[Cryptography] Disk encryption

Wed Mar 29 17:45:16 EDT 2023

> On Mar 27, 2023, at 10:23, Dave Horsfall <dave at horsfall.org> wrote:
> 
> I've never used disk encryption before, so I have some concerns.
> 
> My understanding is that each encrypted block depends upon the previous 
> block (if not the entire chain), so what happens should an intermediate 
> block become corrupted?
> 
> I ask because I am now using an SSD drive (which I don't really trust), 
> but I was brought up on spinning rust for decades (no encryption).

Here's my explanation, based on what the container disk did for PGP Disk, what PGP's FDE did, and also what FileVault 2 did/does. I did the crypto design for FV2 back in the day, along with Richard Murphy.

You have to do every block independently, for the reasons you intuit. The whole point of a "disk" (scare quotes because of SSDs) is that it's random-access, so you have to be able to seek to any block and do the encryption in situ, with no other context.

What you really want is a large-block, tweakable block cipher. (If I were to go back and do more raw cryptography, I'd take Threefish -- which the team of us did for the Skein hash function) and make it be at least 4K bits -- there's Threefish1024 -- because 4K bits is 512 bytes. As it turns out, 1K bits or 128 bytes is probably mostly good enough.)

A tweak is the generalization of an IV/nonce/etc. It makes the cryptographic output unique and does not weaken encryption even when under attacker control. In the disk encryption case, the obvious thing to put in the tweak is the Logical Block Number or File Extent Number of the underlying storage. Obviously in some cases -- like that you're using a cipher with shorter block size than your storage size the tweak has to include that, too. As I remember for FV2, there was 64 bits of position and a truncation of the volume's UUID as salt so that the same plaintext in the same position in two different volumes wouldn't have the same ciphertext.

I highly recommend reading this paper, <https://web.cs.ucdavis.edu/~rogaway/aez/rae.pdf>, because it's a fantastic paper. Hoang, Krovetz, and Rogaway built the AEZ construction precisely to make a true tweakable cipher out of an AES round function core, and the explanation of *why* they did what they did is one of the best papers about block cipher construction ever, even if AEZ itself didn't really pan out.

The things we tend to use are XEX/XTS (XTS is XEX with cipher text stealing to go to any length and if you're going to use it with things that are a multiple of 16, like a disk block, you're really XEX even though we'll all say XTS), or the latest EME. XTS is a tweakable construction, but not an all-or-nothing one. So a change of one bit will only affect that underlying cipher block. EME is fantastic, but it takes two encryptions (Encrypt-Mix-Encrypt as opposed to XOR-Encrypt-XOR) so you get all-at-onceness at the cost of speed. It's possible you saw a discussion of how you'd combine an underlying AES to make a true large-block and thought it was applied to the whole disk.

§ **Exercise set**:
a – In the disk encryption post, switch "large-block" to "wide-block" and write out the passage starting with "What you really" and going on through "mostly good enough.)".
b – List every person the disk encryption post mentions by name.

Dataset entries:
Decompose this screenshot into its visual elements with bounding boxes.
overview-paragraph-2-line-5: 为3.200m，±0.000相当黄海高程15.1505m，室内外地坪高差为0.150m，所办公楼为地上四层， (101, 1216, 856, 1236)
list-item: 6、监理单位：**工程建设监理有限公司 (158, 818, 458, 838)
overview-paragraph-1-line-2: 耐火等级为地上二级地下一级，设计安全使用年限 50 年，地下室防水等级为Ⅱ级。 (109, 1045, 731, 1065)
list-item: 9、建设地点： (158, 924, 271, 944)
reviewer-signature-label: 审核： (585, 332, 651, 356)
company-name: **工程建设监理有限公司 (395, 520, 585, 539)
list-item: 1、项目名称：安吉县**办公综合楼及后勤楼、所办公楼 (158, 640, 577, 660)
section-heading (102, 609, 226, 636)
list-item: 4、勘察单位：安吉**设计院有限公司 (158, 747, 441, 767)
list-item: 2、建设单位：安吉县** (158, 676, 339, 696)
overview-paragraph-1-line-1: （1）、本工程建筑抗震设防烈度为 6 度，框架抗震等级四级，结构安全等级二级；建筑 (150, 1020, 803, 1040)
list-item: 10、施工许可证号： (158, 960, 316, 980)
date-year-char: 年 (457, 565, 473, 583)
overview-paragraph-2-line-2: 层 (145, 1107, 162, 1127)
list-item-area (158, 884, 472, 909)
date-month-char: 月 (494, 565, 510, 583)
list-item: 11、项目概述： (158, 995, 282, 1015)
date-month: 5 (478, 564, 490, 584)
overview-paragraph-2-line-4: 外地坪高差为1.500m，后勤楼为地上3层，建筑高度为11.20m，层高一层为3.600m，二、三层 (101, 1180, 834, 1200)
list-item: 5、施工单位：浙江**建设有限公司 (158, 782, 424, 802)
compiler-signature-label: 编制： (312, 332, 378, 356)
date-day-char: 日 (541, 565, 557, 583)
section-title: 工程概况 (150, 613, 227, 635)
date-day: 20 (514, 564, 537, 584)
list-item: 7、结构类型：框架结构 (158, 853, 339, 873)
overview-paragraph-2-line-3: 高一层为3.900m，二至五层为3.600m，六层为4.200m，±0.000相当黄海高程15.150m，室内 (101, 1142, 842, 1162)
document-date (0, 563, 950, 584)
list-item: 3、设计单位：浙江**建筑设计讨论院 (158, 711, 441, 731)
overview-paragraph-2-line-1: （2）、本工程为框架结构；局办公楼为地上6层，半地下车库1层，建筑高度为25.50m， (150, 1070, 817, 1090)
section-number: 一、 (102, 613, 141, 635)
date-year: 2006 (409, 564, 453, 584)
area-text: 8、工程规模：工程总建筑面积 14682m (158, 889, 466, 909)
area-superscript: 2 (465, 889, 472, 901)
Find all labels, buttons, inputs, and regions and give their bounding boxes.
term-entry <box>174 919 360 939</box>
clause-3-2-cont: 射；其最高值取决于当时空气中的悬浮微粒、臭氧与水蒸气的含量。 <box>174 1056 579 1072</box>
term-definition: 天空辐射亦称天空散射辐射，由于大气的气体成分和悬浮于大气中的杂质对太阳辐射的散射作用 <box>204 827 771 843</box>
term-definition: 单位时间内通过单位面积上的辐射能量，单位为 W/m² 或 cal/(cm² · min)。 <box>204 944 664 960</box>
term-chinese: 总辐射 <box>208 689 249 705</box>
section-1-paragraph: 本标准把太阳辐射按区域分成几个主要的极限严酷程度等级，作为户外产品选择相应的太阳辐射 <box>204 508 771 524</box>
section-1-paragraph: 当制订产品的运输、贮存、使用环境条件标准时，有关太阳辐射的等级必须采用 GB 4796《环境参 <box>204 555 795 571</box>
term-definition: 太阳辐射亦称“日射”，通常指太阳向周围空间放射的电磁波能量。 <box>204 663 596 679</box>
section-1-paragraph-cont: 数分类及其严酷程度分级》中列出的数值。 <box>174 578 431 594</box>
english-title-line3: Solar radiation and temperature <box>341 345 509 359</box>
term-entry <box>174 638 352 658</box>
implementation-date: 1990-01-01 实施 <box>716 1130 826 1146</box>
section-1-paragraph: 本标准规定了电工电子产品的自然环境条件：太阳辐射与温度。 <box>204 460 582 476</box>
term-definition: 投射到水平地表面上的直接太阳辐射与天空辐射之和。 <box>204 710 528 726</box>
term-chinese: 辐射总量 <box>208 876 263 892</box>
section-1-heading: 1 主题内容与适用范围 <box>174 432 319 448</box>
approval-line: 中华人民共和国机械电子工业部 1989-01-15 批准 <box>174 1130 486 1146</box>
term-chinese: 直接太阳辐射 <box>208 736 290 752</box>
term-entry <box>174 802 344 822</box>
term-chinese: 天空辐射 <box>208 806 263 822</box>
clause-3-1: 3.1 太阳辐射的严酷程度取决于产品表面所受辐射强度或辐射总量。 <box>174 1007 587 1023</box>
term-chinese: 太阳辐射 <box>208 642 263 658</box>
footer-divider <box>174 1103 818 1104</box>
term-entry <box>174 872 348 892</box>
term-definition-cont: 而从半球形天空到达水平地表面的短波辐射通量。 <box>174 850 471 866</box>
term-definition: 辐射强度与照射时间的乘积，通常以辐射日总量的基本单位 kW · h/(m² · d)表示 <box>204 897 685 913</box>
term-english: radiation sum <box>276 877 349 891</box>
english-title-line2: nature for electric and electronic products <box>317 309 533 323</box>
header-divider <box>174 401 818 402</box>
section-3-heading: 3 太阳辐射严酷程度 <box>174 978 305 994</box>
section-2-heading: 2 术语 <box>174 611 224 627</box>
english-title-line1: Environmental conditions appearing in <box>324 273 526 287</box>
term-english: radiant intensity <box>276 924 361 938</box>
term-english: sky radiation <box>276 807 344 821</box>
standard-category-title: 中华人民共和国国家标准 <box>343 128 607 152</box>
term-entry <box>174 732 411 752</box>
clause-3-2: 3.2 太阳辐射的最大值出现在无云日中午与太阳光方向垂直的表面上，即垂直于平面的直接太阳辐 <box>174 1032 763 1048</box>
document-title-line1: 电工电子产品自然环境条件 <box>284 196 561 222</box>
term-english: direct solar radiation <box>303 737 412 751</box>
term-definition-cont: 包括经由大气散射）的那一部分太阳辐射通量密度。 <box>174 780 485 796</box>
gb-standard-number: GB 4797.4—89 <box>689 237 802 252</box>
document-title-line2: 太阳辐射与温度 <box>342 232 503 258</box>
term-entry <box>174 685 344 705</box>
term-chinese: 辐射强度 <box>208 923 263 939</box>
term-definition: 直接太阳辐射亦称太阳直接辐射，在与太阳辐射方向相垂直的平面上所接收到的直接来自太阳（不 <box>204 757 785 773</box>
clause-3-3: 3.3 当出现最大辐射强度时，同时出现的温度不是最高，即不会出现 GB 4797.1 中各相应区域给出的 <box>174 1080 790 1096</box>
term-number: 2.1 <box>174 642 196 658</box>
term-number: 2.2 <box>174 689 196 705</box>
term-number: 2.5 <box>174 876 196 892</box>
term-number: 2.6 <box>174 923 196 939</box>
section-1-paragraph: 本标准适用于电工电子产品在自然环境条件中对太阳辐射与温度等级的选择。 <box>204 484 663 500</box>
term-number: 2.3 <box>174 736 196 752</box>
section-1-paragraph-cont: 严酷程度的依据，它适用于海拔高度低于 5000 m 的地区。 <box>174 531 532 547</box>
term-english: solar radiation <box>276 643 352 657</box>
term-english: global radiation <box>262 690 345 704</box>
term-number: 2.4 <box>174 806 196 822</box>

§ **Solutions in order**:
a –
What you really want is a wide-block, tweakable block cipher. (If I were to go back and do more raw cryptography, I'd take Threefish -- which the team of us did for the Skein hash function) and make it be at least 4K bits -- there's Threefish1024 -- because 4K bits is 512 bytes. As it turns out, 1K bits or 128 bytes is probably mostly good enough.)

b –
Dave Horsfall
Richard Murphy
Hoang
Krovetz
Rogaway